(Extracted data entries)
## Begin
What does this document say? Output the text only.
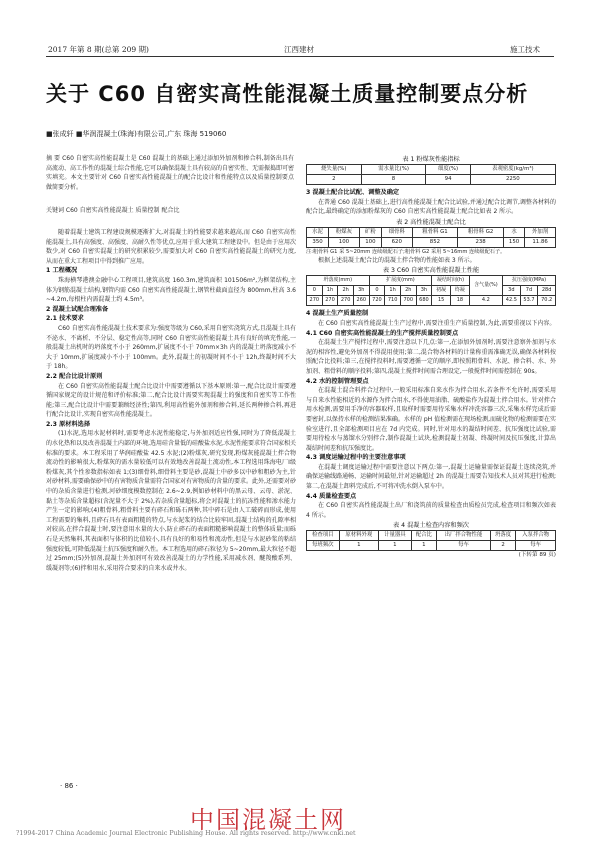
2017 年第 8 期(总第 209 期)	江西建材	施工技术
关于 C60 自密实高性能混凝土质量控制要点分析
■张成轩 ■华润混凝土(珠海)有限公司,广东 珠海 519060
摘 要 C60 自密实高性能混凝土是 C60 混凝土的基础上通过添加外加剂和掺合料,制备出具有高流动、高工作性的混凝土综合性能,它可以确保混凝土具有较高的自密实性、无需振捣即可密实填充。本文主要针对 C60 自密实高性能混凝土的配合比设计和性能特点以及质量控制要点做简要分析。
关键词 C60 自密实高性能混凝土 质量控制 配合比
随着混凝土建筑工程建设规模逐渐扩大,对混凝土的性能要求越来越高,而 C60 自密实高性能混凝土,具有高强度、高强度、高耐久性等优点,应用于重大建筑工程建设中。但是由于应用次数少,对 C60 自密实混凝土的研究积累较少,需要加大对 C60 自密实高性能混凝土的研究力度,从而在重大工程项目中得到推广应用。
1 工程概况
珠海横琴港澳金融中心工程项目,建筑高度 160.3m,建筑面积 101506m²,为框架结构,主体为钢筋混凝土结构,钢管内需 C60 自密实高性能混凝土,钢管柱截面直径为 800mm,柱高 3.6~4.2m,每根柱内需混凝土约 4.5m³。
2 混凝土试配合理准备
2.1 技术要求
C60 自密实高性能混凝土技术要求为:强度等级为 C60,采用自密实浇筑方式,且混凝土具有不泌水、不离析、不分层、稳定性高等,同时 C60 自密实高性能混凝土具有良好的填充性能,一般混凝土出机时的坍落度不小于 260mm,扩展度不小于 70mm×3h 内的混凝土坍落度减小不大于 10mm,扩展度减小不小于 100mm。此外,混凝土的初凝时间不小于 12h,终凝时间不大于 18h。
2.2 配合比设计原则
在 C60 自密实高性能混凝土配合比设计中需要遵循以下基本原则:第一,配合比设计需要遵循国家规定的设计规范和评价标准;第二,配合比设计需要实现混凝土的强度和自密实等工作性能;第三,配合比设计中需要兼顾经济性;第四,利用高性能外加剂和掺合料,延长两种掺合料,再进行配合比设计,实现自密实高性能混凝土。
2.3 原材料选择
(1)水泥,选用水泥材料时,需要考虑水泥性能稳定,与外加剂适应性强,同时为了降低混凝土的水化热和以及改善混凝土内部的环境,选用硅含量低的硅酸盐水泥,水泥性能要求符合国家相关标准的要求。本工程采用了华润硅酸盐 42.5 水泥;(2)粉煤灰,研究发现,粉煤灰能混凝土拌合物流动性的影响很大,粉煤灰的需水量较低可以有效地改善混凝土流动性,本工程选用珠海电厂Ⅰ级粉煤灰,其个性参数指标如表 1;(3)细骨料,细骨料主要是砂,混凝土中砂多以中砂和粗砂为主,针对砂材料,需要确保砂中的有害物质含量需符合国家对有害物质的含量的要求。此外,还需要对砂中的杂质含量进行检测,河砂细度模数控制在 2.6~2.9,例如砂材料中的黑云母、云母、淤泥、黏土等杂质含量超标(含泥量不大于 2%),若杂质含量超标,将会对混凝土的抗冻性能和渗水能力产生一定的影响;(4)粗骨料,粗骨料主要有碎石和砾石两种,其中碎石是由人工破碎而形成,使用工程需要的集料,且碎石具有表面粗糙的特点,与水泥浆的结合比较牢固,混凝土结构的孔隙率相对较高,在拌合混凝土时,要注意用水量的大小,防止碎石的表面粗糙影响混凝土的整体质量;而砾石是天然集料,其表面积与体积的比值较小,具有良好的和易性和流动性,但是与水泥砂浆的粘结强度较低,可降低混凝土抗压强度和耐久性。本工程选用的碎石粒径为 5~20mm,最大粒径不超过 25mm;(5)外加剂,混凝土外加剂可有效改善混凝土的力学性能,采用减水剂、醚羧酸系列、缓凝剂等;(6)拌和用水,采用符合要求的自来水或井水。
表 1 粉煤灰性能指标
烧失量(%)	需水量比(%)	细度(%)	表观密度(kg/m³)
2	8	94	2250
3 混凝土配合比试配、调整及确定
在普通 C60 混凝土基础上,进行高性能混凝土配合比试验,并通过配合比调节,调整各材料的配合比,最终确定的添加粉煤灰的 C60 自密实高性能混凝土配合比如表 2 所示。
表 2 高性能混凝土配合比
水泥	粉煤灰	矿粉	细骨料	粗骨料 G1	粗骨料 G2	水	外加剂
350	100	100	620	852	238	150	11.86
注:粗骨料 G1 采 5~20mm 连续级配石子;粗骨料 G2 采用 5~16mm 连续级配石子。
根据上述混凝土配合比的混凝土拌合物的性能如表 3 所示。
表 3 C60 自密实高性能混凝土性能
坍落度(mm)				扩展度(mm)				凝结时间(h)		含气量(%)	抗压强度(MPa)		
0	1h	2h	3h	0	1h	2h	3h	初凝	终凝		3d	7d	28d
270	270	270	260	720	710	700	680	15	18	4.2	42.5	53.7	70.2
4 混凝土生产质量控制
在 C60 自密实高性能混凝土生产过程中,需要注重生产质量控制,为此,需要重视以下内容。
4.1 C60 自密实高性能混凝土的生产搅拌质量控制要点
在混凝土生产搅拌过程中,需要注意以下几点:第一,在添加外加剂时,需要注意察外加剂与水泥的相容性,避免外加剂不得混用使用;第二,混合物各材料的计量称重需准确无误,确保各材料按照配合比投料;第三,在搅拌投料时,需要遵循一定的顺序,即按照粗骨料、水泥、掺合料、水、外加剂、粗骨料的顺序投料;第四,混凝土搅拌时间需合理设定,一般搅拌时间需控制在 90s。
4.2 水的控制管理要点
在混凝土混合料拌合过程中,一般采用标准自来水作为拌合用水,若条件不允许时,需要采用与自来水性能相近的水源作为拌合用水,不得使用油脂、硫酸盐作为混凝土拌合用水。针对拌合用水检测,需要用手净的容器取样,且取样时需要用待采集水样冲洗容器三次,采集水样完成后需要密封,以保持水样的检测结果准确。水样的 pH 值检测需在现场检测,而硫化物的检测需要在实验室进行,且全部检测项目应在 7d 内完成。同时,针对用水的凝结时间差、抗压强度比试验,需要用待检水与蒸馏水分别拌合,制作混凝土试块,检测混凝土初凝、终凝时间及抗压强度,计算出凝结时间差和抗压强度比。
4.3 调度运输过程中的主要注意事项
在混凝土调度运输过程中需要注意以下两点:第一,混凝土运输量需保证混凝土连续浇筑,并确保运输线路通畅、运输时间最短,针对运输超过 2h 的混凝土需要告知技术人员对其进行检测;第二,在混凝土卸料完成后,不可将冲洗水倒入泵车中。
4.4 质量检查要点
在 C60 自密实高性能混凝土出厂和浇筑前的质量检查由质检员完成,检查项目和频次如表 4 所示。
表 4 混凝土检查内容和频次
检查项目	原材料外观	计量器具	配合比	出厂拌合物性能	坍落度	入泵拌合物
每班频次	1	1	1	每车	2	每车
(下转第 89 页)
· 86 ·
中国混凝土网
?1994-2017 China Academic Journal Electronic Publishing House. All rights reserved. http://www.cnki.net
## End
[Stated goal] Reproduce the material above in full and without alteration, but skip all pictures.

[Response]
What does this document say? Output the text only.
2017 年第 8 期(总第 209 期)	江西建材	施工技术
关于 C60 自密实高性能混凝土质量控制要点分析
■张成轩 ■华润混凝土(珠海)有限公司,广东 珠海 519060
摘 要 C60 自密实高性能混凝土是 C60 混凝土的基础上通过添加外加剂和掺合料,制备出具有高流动、高工作性的混凝土综合性能,它可以确保混凝土具有较高的自密实性、无需振捣即可密实填充。本文主要针对 C60 自密实高性能混凝土的配合比设计和性能特点以及质量控制要点做简要分析。
关键词 C60 自密实高性能混凝土 质量控制 配合比
随着混凝土建筑工程建设规模逐渐扩大,对混凝土的性能要求越来越高,而 C60 自密实高性能混凝土,具有高强度、高强度、高耐久性等优点,应用于重大建筑工程建设中。但是由于应用次数少,对 C60 自密实混凝土的研究积累较少,需要加大对 C60 自密实高性能混凝土的研究力度,从而在重大工程项目中得到推广应用。
1 工程概况
珠海横琴港澳金融中心工程项目,建筑高度 160.3m,建筑面积 101506m²,为框架结构,主体为钢筋混凝土结构,钢管内需 C60 自密实高性能混凝土,钢管柱截面直径为 800mm,柱高 3.6~4.2m,每根柱内需混凝土约 4.5m³。
2 混凝土试配合理准备
2.1 技术要求
C60 自密实高性能混凝土技术要求为:强度等级为 C60,采用自密实浇筑方式,且混凝土具有不泌水、不离析、不分层、稳定性高等,同时 C60 自密实高性能混凝土具有良好的填充性能,一般混凝土出机时的坍落度不小于 260mm,扩展度不小于 70mm×3h 内的混凝土坍落度减小不大于 10mm,扩展度减小不小于 100mm。此外,混凝土的初凝时间不小于 12h,终凝时间不大于 18h。
2.2 配合比设计原则
在 C60 自密实高性能混凝土配合比设计中需要遵循以下基本原则:第一,配合比设计需要遵循国家规定的设计规范和评价标准;第二,配合比设计需要实现混凝土的强度和自密实等工作性能;第三,配合比设计中需要兼顾经济性;第四,利用高性能外加剂和掺合料,延长两种掺合料,再进行配合比设计,实现自密实高性能混凝土。
2.3 原材料选择
(1)水泥,选用水泥材料时,需要考虑水泥性能稳定,与外加剂适应性强,同时为了降低混凝土的水化热和以及改善混凝土内部的环境,选用硅含量低的硅酸盐水泥,水泥性能要求符合国家相关标准的要求。本工程采用了华润硅酸盐 42.5 水泥;(2)粉煤灰,研究发现,粉煤灰能混凝土拌合物流动性的影响很大,粉煤灰的需水量较低可以有效地改善混凝土流动性,本工程选用珠海电厂Ⅰ级粉煤灰,其个性参数指标如表 1;(3)细骨料,细骨料主要是砂,混凝土中砂多以中砂和粗砂为主,针对砂材料,需要确保砂中的有害物质含量需符合国家对有害物质的含量的要求。此外,还需要对砂中的杂质含量进行检测,河砂细度模数控制在 2.6~2.9,例如砂材料中的黑云母、云母、淤泥、黏土等杂质含量超标(含泥量不大于 2%),若杂质含量超标,将会对混凝土的抗冻性能和渗水能力产生一定的影响;(4)粗骨料,粗骨料主要有碎石和砾石两种,其中碎石是由人工破碎而形成,使用工程需要的集料,且碎石具有表面粗糙的特点,与水泥浆的结合比较牢固,混凝土结构的孔隙率相对较高,在拌合混凝土时,要注意用水量的大小,防止碎石的表面粗糙影响混凝土的整体质量;而砾石是天然集料,其表面积与体积的比值较小,具有良好的和易性和流动性,但是与水泥砂浆的粘结强度较低,可降低混凝土抗压强度和耐久性。本工程选用的碎石粒径为 5~20mm,最大粒径不超过 25mm;(5)外加剂,混凝土外加剂可有效改善混凝土的力学性能,采用减水剂、醚羧酸系列、缓凝剂等;(6)拌和用水,采用符合要求的自来水或井水。
表 1 粉煤灰性能指标
烧失量(%)	需水量比(%)	细度(%)	表观密度(kg/m³)
2	8	94	2250
3 混凝土配合比试配、调整及确定
在普通 C60 混凝土基础上,进行高性能混凝土配合比试验,并通过配合比调节,调整各材料的配合比,最终确定的添加粉煤灰的 C60 自密实高性能混凝土配合比如表 2 所示。
表 2 高性能混凝土配合比
水泥	粉煤灰	矿粉	细骨料	粗骨料 G1	粗骨料 G2	水	外加剂
350	100	100	620	852	238	150	11.86
注:粗骨料 G1 采 5~20mm 连续级配石子;粗骨料 G2 采用 5~16mm 连续级配石子。
根据上述混凝土配合比的混凝土拌合物的性能如表 3 所示。
表 3 C60 自密实高性能混凝土性能
坍落度(mm)				扩展度(mm)				凝结时间(h)		含气量(%)	抗压强度(MPa)		
0	1h	2h	3h	0	1h	2h	3h	初凝	终凝		3d	7d	28d
270	270	270	260	720	710	700	680	15	18	4.2	42.5	53.7	70.2
4 混凝土生产质量控制
在 C60 自密实高性能混凝土生产过程中,需要注重生产质量控制,为此,需要重视以下内容。
4.1 C60 自密实高性能混凝土的生产搅拌质量控制要点
在混凝土生产搅拌过程中,需要注意以下几点:第一,在添加外加剂时,需要注意察外加剂与水泥的相容性,避免外加剂不得混用使用;第二,混合物各材料的计量称重需准确无误,确保各材料按照配合比投料;第三,在搅拌投料时,需要遵循一定的顺序,即按照粗骨料、水泥、掺合料、水、外加剂、粗骨料的顺序投料;第四,混凝土搅拌时间需合理设定,一般搅拌时间需控制在 90s。
4.2 水的控制管理要点
在混凝土混合料拌合过程中,一般采用标准自来水作为拌合用水,若条件不允许时,需要采用与自来水性能相近的水源作为拌合用水,不得使用油脂、硫酸盐作为混凝土拌合用水。针对拌合用水检测,需要用手净的容器取样,且取样时需要用待采集水样冲洗容器三次,采集水样完成后需要密封,以保持水样的检测结果准确。水样的 pH 值检测需在现场检测,而硫化物的检测需要在实验室进行,且全部检测项目应在 7d 内完成。同时,针对用水的凝结时间差、抗压强度比试验,需要用待检水与蒸馏水分别拌合,制作混凝土试块,检测混凝土初凝、终凝时间及抗压强度,计算出凝结时间差和抗压强度比。
4.3 调度运输过程中的主要注意事项
在混凝土调度运输过程中需要注意以下两点:第一,混凝土运输量需保证混凝土连续浇筑,并确保运输线路通畅、运输时间最短,针对运输超过 2h 的混凝土需要告知技术人员对其进行检测;第二,在混凝土卸料完成后,不可将冲洗水倒入泵车中。
4.4 质量检查要点
在 C60 自密实高性能混凝土出厂和浇筑前的质量检查由质检员完成,检查项目和频次如表 4 所示。
表 4 混凝土检查内容和频次
检查项目	原材料外观	计量器具	配合比	出厂拌合物性能	坍落度	入泵拌合物
每班频次	1	1	1	每车	2	每车
(下转第 89 页)
· 86 ·
中国混凝土网
?1994-2017 China Academic Journal Electronic Publishing House. All rights reserved. http://www.cnki.net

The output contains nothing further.